**Requirement**
From the forum thread about removing grids from double pane windows, lift out everything from "I'm not looking" down to "you're attempting !", word for word.

**Excerpted passage**
________

# Removing grids from double pane windows?



## dd57chevy

It's difficult to determine _what_ exactly you're asking . I understand you want a different grid (muntin bar) configuration , but after that things are unclear . Are you attempting to install new _IG's* _in your sashes ? Or are you talking about actually opening the airspace & removing your existing muntins & resealing the IG*?

*IG = insulated glass unit (2 pcs glass sandwiched with an airspace ).


----------



## dannieboiz

I'm not looking to install anything new, I just want to open the IG up and completely delete the grids inside. They're just vinyl and appears to be pushed in the edges with plastic clips. 

I guess what I'm asking is how difficult is it to separate the IG and what should I use to seal them back together? 

After that I think I should be able to pull out those ugly grids.


----------



## dd57chevy

It is nearly impossible to cut an IG without breaking the glass . I've been _installing_ them since 1979 & would probably have 2-3% success at what you're attempting !

But even if you're successful (or buy a new _single _piece for the one you break ) you'll probably end up with condensation in the airspace .


----------



## jlhaslip

Nah! You don't want to be pulling a sealed unit (IG) apart. Major headache and you will definitely have condensation issues on re-install.
If the muntin bars are really bothering you, buy some new sealed units without the bars and simply replace the sealed units.


----------



## dd57chevy

***Senior moment advisory***

After reviewing the thread , something _OBVIOUS_ occurred to me . In order to even _attempt _to cut one side of an IG loose , you would have to remove it from the sash/frame ..........the chances of an _experienced glazier _doing this w/out cracking the glass is less than 50% . 

IG replacement would probably be advisable .


----------



## Mikeron

I used to salvage glass units and make new ones all by hand, (cold melt) but in your case it is simply cheaper to have new grid less ones made.


----------

________

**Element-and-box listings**
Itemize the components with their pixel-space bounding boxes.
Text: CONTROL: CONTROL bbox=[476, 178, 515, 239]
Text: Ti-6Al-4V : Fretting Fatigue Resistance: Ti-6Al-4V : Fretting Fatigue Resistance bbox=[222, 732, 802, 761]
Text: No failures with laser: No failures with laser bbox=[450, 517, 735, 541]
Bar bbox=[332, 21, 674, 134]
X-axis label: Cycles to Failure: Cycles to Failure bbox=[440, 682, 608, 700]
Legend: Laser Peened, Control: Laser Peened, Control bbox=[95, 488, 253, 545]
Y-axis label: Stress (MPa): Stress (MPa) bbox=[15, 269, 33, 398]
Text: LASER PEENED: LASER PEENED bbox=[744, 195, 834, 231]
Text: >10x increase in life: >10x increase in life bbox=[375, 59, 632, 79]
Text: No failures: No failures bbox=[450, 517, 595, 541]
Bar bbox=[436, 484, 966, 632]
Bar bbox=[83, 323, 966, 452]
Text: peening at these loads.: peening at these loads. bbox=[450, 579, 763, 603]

________

**Result below**
I'm not looking to install anything new, I just want to open the IG up and completely delete the grids inside. They're just vinyl and appears to be pushed in the edges with plastic clips. 

I guess what I'm asking is how difficult is it to separate the IG and what should I use to seal them back together? 

After that I think I should be able to pull out those ugly grids.


----------



## dd57chevy

It is nearly impossible to cut an IG without breaking the glass . I've been _installing_ them since 1979 & would probably have 2-3% success at what you're attempting !